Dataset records
----

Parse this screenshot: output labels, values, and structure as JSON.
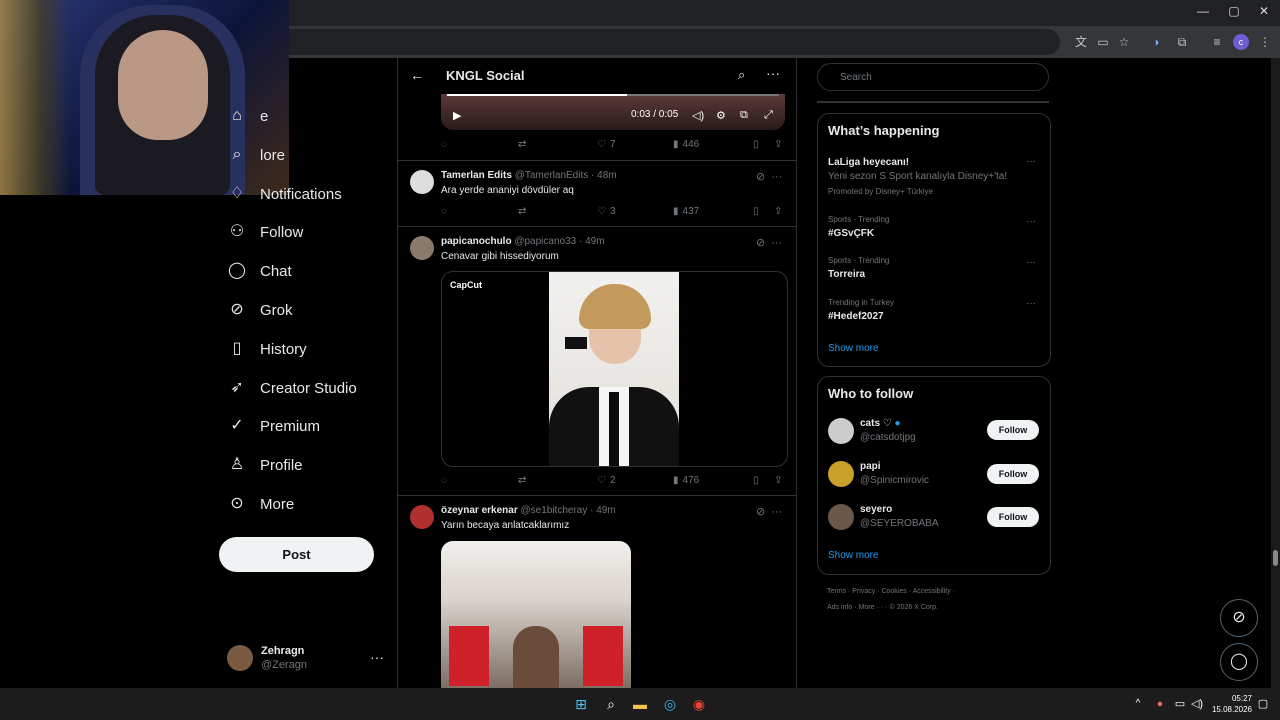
{
  "browser": {
    "url_hint": "s",
    "minimize": "—",
    "maximize": "▢",
    "close": "✕",
    "profile_letter": "c"
  },
  "header": {
    "title": "KNGL Social"
  },
  "nav": {
    "items": [
      {
        "label": "e",
        "icon": "home-icon"
      },
      {
        "label": "lore",
        "icon": "explore-icon"
      },
      {
        "label": "Notifications",
        "icon": "bell-icon"
      },
      {
        "label": "Follow",
        "icon": "follow-icon"
      },
      {
        "label": "Chat",
        "icon": "chat-icon"
      },
      {
        "label": "Grok",
        "icon": "grok-icon"
      },
      {
        "label": "History",
        "icon": "bookmark-icon"
      },
      {
        "label": "Creator Studio",
        "icon": "rocket-icon"
      },
      {
        "label": "Premium",
        "icon": "check-circle-icon"
      },
      {
        "label": "Profile",
        "icon": "person-icon"
      },
      {
        "label": "More",
        "icon": "more-circle-icon"
      }
    ],
    "post_label": "Post"
  },
  "account": {
    "name": "Zehragn",
    "handle": "@Zeragn"
  },
  "video": {
    "time": "0:03 / 0:05"
  },
  "tweets": [
    {
      "actions": {
        "likes": "7",
        "views": "446"
      }
    },
    {
      "author": "Tamerlan Edits",
      "handle": "@TamerlanEdits",
      "time": "· 48m",
      "text": "Ara yerde ananiyi dövdüler aq",
      "actions": {
        "likes": "3",
        "views": "437"
      }
    },
    {
      "author": "papicanochulo",
      "handle": "@papicano33",
      "time": "· 49m",
      "text": "Cenavar gibi hissediyorum",
      "media_label": "CapCut",
      "actions": {
        "likes": "2",
        "views": "476"
      }
    },
    {
      "author": "özeynar erkenar",
      "handle": "@se1bitcheray",
      "time": "· 49m",
      "text": "Yarın becaya anlatcaklarımız"
    }
  ],
  "right": {
    "search_placeholder": "Search",
    "happening_title": "What’s happening",
    "trends": [
      {
        "meta": "",
        "name": "LaLiga heyecanı!",
        "sub": "Yeni sezon S Sport kanalıyla Disney+'ta!",
        "promo": "Promoted by Disney+ Türkiye"
      },
      {
        "meta": "Sports · Trending",
        "name": "#GSvÇFK"
      },
      {
        "meta": "Sports · Trending",
        "name": "Torreira"
      },
      {
        "meta": "Trending in Turkey",
        "name": "#Hedef2027"
      }
    ],
    "show_more": "Show more",
    "wtf_title": "Who to follow",
    "wtf": [
      {
        "name": "cats ♡",
        "handle": "@catsdotjpg",
        "button": "Follow"
      },
      {
        "name": "papi",
        "handle": "@Spinicmirovic",
        "button": "Follow"
      },
      {
        "name": "seyero",
        "handle": "@SEYEROBABA",
        "button": "Follow"
      }
    ],
    "footer1": "Terms  ·  Privacy  ·  Cookies  ·  Accessibility  ·",
    "footer2": "Ads info  ·  More ···  ·  © 2026 X Corp."
  },
  "taskbar": {
    "time": "05:27",
    "date": "15.08.2026"
  },
  "colors": {
    "accent": "#1d9bf0",
    "bg": "#000000",
    "border": "#2f3336"
  }
}
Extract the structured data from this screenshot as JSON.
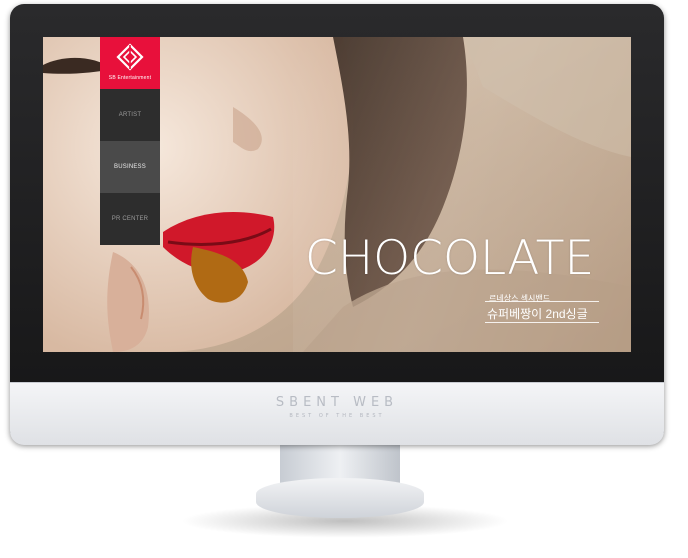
{
  "chin": {
    "brand": "SBENT WEB",
    "tagline": "BEST OF THE BEST"
  },
  "logo": {
    "name": "SB Entertainment"
  },
  "nav": {
    "items": [
      {
        "label": "ARTIST",
        "active": false
      },
      {
        "label": "BUSINESS",
        "active": true
      },
      {
        "label": "PR CENTER",
        "active": false
      }
    ]
  },
  "hero": {
    "title": "CHOCOLATE",
    "subtitle_small": "르네상스 섹시밴드",
    "subtitle_big": "슈퍼베짱이 2nd싱글"
  },
  "colors": {
    "brand": "#e8103b",
    "nav_bg": "#2d2d2d",
    "nav_active": "#4a4a4a"
  }
}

----

Task statement
Every record above should come back exactly, but without its pictures.

Right answer
Parse this screenshot: output labels, values, and structure as JSON.
{
  "browser": {
    "url_hint": "s",
    "minimize": "—",
    "maximize": "▢",
    "close": "✕",
    "profile_letter": "c"
  },
  "header": {
    "title": "KNGL Social"
  },
  "nav": {
    "items": [
      {
        "label": "e",
        "icon": "home-icon"
      },
      {
        "label": "lore",
        "icon": "explore-icon"
      },
      {
        "label": "Notifications",
        "icon": "bell-icon"
      },
      {
        "label": "Follow",
        "icon": "follow-icon"
      },
      {
        "label": "Chat",
        "icon": "chat-icon"
      },
      {
        "label": "Grok",
        "icon": "grok-icon"
      },
      {
        "label": "History",
        "icon": "bookmark-icon"
      },
      {
        "label": "Creator Studio",
        "icon": "rocket-icon"
      },
      {
        "label": "Premium",
        "icon": "check-circle-icon"
      },
      {
        "label": "Profile",
        "icon": "person-icon"
      },
      {
        "label": "More",
        "icon": "more-circle-icon"
      }
    ],
    "post_label": "Post"
  },
  "account": {
    "name": "Zehragn",
    "handle": "@Zeragn"
  },
  "video": {
    "time": "0:03 / 0:05"
  },
  "tweets": [
    {
      "actions": {
        "likes": "7",
        "views": "446"
      }
    },
    {
      "author": "Tamerlan Edits",
      "handle": "@TamerlanEdits",
      "time": "· 48m",
      "text": "Ara yerde ananiyi dövdüler aq",
      "actions": {
        "likes": "3",
        "views": "437"
      }
    },
    {
      "author": "papicanochulo",
      "handle": "@papicano33",
      "time": "· 49m",
      "text": "Cenavar gibi hissediyorum",
      "media_label": "CapCut",
      "actions": {
        "likes": "2",
        "views": "476"
      }
    },
    {
      "author": "özeynar erkenar",
      "handle": "@se1bitcheray",
      "time": "· 49m",
      "text": "Yarın becaya anlatcaklarımız"
    }
  ],
  "right": {
    "search_placeholder": "Search",
    "happening_title": "What’s happening",
    "trends": [
      {
        "meta": "",
        "name": "LaLiga heyecanı!",
        "sub": "Yeni sezon S Sport kanalıyla Disney+'ta!",
        "promo": "Promoted by Disney+ Türkiye"
      },
      {
        "meta": "Sports · Trending",
        "name": "#GSvÇFK"
      },
      {
        "meta": "Sports · Trending",
        "name": "Torreira"
      },
      {
        "meta": "Trending in Turkey",
        "name": "#Hedef2027"
      }
    ],
    "show_more": "Show more",
    "wtf_title": "Who to follow",
    "wtf": [
      {
        "name": "cats ♡",
        "handle": "@catsdotjpg",
        "button": "Follow"
      },
      {
        "name": "papi",
        "handle": "@Spinicmirovic",
        "button": "Follow"
      },
      {
        "name": "seyero",
        "handle": "@SEYEROBABA",
        "button": "Follow"
      }
    ],
    "footer1": "Terms  ·  Privacy  ·  Cookies  ·  Accessibility  ·",
    "footer2": "Ads info  ·  More ···  ·  © 2026 X Corp."
  },
  "taskbar": {
    "time": "05:27",
    "date": "15.08.2026"
  },
  "colors": {
    "accent": "#1d9bf0",
    "bg": "#000000",
    "border": "#2f3336"
  }
}
Extract the structured data from this screenshot as JSON.
{
  "chin": {
    "brand": "SBENT WEB",
    "tagline": "BEST OF THE BEST"
  },
  "logo": {
    "name": "SB Entertainment"
  },
  "nav": {
    "items": [
      {
        "label": "ARTIST",
        "active": false
      },
      {
        "label": "BUSINESS",
        "active": true
      },
      {
        "label": "PR CENTER",
        "active": false
      }
    ]
  },
  "hero": {
    "title": "CHOCOLATE",
    "subtitle_small": "르네상스 섹시밴드",
    "subtitle_big": "슈퍼베짱이 2nd싱글"
  },
  "colors": {
    "brand": "#e8103b",
    "nav_bg": "#2d2d2d",
    "nav_active": "#4a4a4a"
  }
}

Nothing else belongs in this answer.